* _DATASET CONTENT_:
----

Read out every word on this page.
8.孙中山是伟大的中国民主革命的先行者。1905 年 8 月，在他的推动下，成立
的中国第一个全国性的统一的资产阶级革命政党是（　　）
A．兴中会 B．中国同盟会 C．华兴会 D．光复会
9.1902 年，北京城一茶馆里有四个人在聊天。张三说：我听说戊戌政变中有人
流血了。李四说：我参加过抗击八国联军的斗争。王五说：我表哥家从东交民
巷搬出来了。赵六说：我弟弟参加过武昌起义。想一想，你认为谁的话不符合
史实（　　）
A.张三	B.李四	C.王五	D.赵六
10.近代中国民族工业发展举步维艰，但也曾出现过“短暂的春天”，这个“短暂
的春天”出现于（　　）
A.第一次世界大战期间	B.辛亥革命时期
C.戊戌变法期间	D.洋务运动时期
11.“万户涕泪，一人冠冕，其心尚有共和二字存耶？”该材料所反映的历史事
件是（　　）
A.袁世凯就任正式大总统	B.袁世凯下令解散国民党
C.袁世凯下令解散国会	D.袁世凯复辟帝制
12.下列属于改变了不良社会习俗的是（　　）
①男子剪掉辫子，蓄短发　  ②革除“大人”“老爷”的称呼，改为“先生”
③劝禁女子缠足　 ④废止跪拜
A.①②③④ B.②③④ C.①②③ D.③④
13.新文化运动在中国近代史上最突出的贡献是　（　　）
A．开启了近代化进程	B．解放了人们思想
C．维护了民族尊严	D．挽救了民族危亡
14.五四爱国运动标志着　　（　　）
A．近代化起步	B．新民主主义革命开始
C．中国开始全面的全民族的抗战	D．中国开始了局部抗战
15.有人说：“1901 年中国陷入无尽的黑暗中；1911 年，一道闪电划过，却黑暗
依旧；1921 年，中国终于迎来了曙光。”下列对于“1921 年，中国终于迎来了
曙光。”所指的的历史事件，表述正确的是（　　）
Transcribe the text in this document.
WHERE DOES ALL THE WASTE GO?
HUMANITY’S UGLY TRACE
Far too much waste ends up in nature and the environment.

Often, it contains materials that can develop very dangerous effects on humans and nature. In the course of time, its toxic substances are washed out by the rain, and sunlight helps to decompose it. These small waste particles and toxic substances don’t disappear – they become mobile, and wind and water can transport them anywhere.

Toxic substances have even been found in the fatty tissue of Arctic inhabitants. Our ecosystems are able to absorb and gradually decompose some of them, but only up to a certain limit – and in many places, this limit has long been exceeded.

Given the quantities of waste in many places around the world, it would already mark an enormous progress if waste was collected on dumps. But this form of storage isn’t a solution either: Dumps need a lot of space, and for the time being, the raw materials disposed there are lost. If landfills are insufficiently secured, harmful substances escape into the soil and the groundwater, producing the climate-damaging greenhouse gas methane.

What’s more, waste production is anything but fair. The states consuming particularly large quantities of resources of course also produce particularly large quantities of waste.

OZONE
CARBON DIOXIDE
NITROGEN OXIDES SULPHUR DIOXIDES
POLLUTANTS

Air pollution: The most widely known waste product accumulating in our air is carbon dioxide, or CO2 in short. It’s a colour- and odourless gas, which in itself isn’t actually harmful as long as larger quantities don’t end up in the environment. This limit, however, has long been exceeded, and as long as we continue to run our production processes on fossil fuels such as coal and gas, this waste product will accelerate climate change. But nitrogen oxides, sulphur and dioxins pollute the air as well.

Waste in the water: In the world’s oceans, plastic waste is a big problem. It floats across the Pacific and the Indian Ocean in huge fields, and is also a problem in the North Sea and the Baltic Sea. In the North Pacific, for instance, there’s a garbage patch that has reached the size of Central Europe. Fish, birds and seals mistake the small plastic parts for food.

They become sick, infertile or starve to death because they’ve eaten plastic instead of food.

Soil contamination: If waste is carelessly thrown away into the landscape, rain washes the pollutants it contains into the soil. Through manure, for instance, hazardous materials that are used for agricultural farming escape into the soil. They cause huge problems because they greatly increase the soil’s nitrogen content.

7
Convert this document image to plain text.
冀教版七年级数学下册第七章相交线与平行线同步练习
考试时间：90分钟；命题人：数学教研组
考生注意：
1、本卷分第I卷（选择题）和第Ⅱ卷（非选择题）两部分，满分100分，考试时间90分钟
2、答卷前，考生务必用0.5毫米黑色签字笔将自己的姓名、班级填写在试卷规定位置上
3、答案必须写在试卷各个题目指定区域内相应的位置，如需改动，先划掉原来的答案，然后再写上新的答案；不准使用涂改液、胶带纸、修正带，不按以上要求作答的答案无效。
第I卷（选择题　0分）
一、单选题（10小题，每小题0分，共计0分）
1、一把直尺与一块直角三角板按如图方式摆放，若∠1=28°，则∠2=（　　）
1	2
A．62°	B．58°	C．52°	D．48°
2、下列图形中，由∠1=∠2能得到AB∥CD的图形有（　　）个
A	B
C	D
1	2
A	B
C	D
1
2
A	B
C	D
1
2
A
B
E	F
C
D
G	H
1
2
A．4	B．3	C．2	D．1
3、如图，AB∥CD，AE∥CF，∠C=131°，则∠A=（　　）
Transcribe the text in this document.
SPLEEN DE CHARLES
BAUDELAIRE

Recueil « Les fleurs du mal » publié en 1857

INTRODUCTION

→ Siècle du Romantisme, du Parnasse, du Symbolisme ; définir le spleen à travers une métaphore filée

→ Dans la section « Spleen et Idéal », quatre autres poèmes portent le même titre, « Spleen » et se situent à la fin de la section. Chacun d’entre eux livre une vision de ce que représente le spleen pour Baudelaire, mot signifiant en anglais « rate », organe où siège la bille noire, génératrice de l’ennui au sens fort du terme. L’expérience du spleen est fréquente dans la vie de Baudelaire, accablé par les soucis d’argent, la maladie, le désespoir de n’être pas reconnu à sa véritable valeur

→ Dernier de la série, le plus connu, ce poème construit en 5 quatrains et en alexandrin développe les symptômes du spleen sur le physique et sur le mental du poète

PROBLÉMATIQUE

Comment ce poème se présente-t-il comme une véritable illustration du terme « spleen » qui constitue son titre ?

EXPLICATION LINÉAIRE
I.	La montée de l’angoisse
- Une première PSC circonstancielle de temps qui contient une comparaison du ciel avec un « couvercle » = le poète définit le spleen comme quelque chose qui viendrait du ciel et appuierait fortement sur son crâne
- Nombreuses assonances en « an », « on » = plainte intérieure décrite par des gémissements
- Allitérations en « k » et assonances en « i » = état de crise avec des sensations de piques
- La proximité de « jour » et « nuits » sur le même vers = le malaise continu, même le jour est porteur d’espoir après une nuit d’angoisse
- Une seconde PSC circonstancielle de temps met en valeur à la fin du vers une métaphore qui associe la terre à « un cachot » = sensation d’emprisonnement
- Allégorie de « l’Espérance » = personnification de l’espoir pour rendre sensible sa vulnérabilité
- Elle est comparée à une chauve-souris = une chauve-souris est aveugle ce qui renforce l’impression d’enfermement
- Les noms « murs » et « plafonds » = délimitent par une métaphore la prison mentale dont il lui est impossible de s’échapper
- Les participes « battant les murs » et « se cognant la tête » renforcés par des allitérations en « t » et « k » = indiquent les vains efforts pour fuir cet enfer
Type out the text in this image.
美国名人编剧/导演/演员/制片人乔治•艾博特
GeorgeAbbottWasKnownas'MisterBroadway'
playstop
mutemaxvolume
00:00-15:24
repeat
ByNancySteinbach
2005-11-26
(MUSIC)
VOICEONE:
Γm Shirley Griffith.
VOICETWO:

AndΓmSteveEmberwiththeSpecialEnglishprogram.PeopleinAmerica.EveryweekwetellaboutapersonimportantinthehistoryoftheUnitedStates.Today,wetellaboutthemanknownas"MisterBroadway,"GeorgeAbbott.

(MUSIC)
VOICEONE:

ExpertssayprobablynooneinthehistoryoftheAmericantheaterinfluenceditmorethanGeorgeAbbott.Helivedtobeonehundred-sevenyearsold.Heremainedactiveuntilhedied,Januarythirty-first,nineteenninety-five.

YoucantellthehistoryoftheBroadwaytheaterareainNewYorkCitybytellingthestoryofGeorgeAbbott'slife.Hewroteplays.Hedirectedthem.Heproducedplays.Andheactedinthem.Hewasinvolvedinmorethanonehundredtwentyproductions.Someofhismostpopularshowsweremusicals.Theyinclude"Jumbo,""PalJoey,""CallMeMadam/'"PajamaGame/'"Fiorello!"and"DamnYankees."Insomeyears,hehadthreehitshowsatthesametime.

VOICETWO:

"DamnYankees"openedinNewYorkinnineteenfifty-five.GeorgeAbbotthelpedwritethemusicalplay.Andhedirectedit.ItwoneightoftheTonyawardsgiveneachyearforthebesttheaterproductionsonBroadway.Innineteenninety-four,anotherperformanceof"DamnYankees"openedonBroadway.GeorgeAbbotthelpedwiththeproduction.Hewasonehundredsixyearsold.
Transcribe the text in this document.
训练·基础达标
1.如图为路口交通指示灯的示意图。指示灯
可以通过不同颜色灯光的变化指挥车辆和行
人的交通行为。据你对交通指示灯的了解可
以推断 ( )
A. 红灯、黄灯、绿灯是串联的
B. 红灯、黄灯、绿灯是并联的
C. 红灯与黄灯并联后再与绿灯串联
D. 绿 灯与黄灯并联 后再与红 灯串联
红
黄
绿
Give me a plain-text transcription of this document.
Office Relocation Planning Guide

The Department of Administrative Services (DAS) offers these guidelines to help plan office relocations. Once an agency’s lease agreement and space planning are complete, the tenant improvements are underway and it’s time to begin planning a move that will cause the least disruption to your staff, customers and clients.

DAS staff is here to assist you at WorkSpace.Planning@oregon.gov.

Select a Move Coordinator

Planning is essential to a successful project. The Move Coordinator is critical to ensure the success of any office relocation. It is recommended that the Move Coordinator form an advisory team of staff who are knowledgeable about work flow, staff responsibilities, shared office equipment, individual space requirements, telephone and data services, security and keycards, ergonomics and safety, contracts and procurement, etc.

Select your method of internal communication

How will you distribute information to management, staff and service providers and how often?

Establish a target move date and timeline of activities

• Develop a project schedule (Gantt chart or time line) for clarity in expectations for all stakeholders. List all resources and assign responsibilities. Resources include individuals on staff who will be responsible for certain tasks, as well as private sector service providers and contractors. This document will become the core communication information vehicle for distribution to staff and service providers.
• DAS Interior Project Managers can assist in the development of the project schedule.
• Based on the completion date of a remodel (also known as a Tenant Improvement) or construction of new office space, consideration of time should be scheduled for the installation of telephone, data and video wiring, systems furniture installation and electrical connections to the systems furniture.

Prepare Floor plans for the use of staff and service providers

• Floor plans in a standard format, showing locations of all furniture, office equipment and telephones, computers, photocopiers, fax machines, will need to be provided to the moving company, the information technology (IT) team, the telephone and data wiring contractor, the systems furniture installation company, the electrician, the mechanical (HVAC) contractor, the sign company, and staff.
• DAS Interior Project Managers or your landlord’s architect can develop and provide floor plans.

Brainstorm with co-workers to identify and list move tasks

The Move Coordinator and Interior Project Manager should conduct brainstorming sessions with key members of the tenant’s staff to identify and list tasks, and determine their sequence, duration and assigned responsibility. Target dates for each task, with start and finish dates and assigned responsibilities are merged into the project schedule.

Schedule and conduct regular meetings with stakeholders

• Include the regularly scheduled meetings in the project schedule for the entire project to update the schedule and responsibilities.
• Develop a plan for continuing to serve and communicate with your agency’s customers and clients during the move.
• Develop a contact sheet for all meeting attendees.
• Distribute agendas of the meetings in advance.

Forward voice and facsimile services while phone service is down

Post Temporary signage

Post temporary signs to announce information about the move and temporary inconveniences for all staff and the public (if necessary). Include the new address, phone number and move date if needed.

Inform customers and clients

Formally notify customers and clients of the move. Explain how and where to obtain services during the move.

----

* _INSTRUCTION_: Go through the data above and find the lines with the word "identify". Copy each of those lines.

* _SOLUTION BELOW_:
Brainstorm with co-workers to identify and list move tasks
The Move Coordinator and Interior Project Manager should conduct brainstorming sessions with key members of the tenant’s staff to identify and list tasks, and determine their sequence, duration and assigned responsibility. Target dates for each task, with start and finish dates and assigned responsibilities are merged into the project schedule.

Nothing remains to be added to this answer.